- What you are asked to do -
Identify the lines that contain the word "drive", then copy them.

(Entries taken from a collection)

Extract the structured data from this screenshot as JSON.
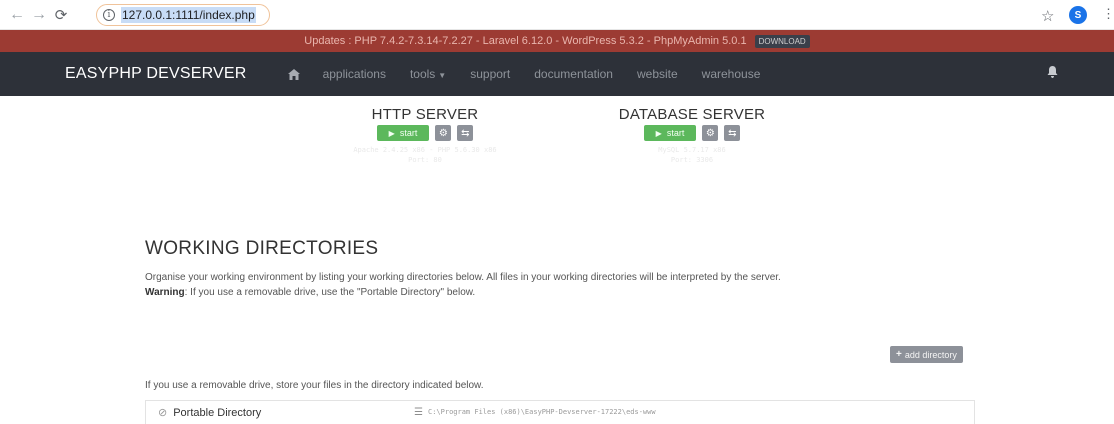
{
  "browser": {
    "url": "127.0.0.1:1111/index.php",
    "avatar_letter": "S"
  },
  "banner": {
    "text": "Updates : PHP 7.4.2-7.3.14-7.2.27 - Laravel 6.12.0 - WordPress 5.3.2 - PhpMyAdmin 5.0.1",
    "download_label": "DOWNLOAD",
    "color": "#9c3b33"
  },
  "navbar": {
    "brand": "EASYPHP DEVSERVER",
    "links": [
      "applications",
      "tools",
      "support",
      "documentation",
      "website",
      "warehouse"
    ],
    "color": "#2d3139"
  },
  "servers": {
    "http": {
      "title": "HTTP SERVER",
      "start_label": "start",
      "info_line1": "Apache 2.4.25 x86 - PHP 5.6.30 x86",
      "info_line2": "Port: 80"
    },
    "database": {
      "title": "DATABASE SERVER",
      "start_label": "start",
      "info_line1": "MySQL 5.7.17 x86",
      "info_line2": "Port: 3306"
    },
    "start_color": "#5cb85c"
  },
  "working_directories": {
    "title": "WORKING DIRECTORIES",
    "description": "Organise your working environment by listing your working directories below. All files in your working directories will be interpreted by the server.",
    "warning_label": "Warning",
    "warning_text": ": If you use a removable drive, use the \"Portable Directory\" below.",
    "add_label": "add directory",
    "note": "If you use a removable drive, store your files in the directory indicated below.",
    "portable_label": "Portable Directory",
    "portable_path": "C:\\Program Files (x86)\\EasyPHP-Devserver-17222\\eds-www"
  }
}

- Task answer -
    "warning_text": ": If you use a removable drive, use the \"Portable Directory\" below.",
    "note": "If you use a removable drive, store your files in the directory indicated below.",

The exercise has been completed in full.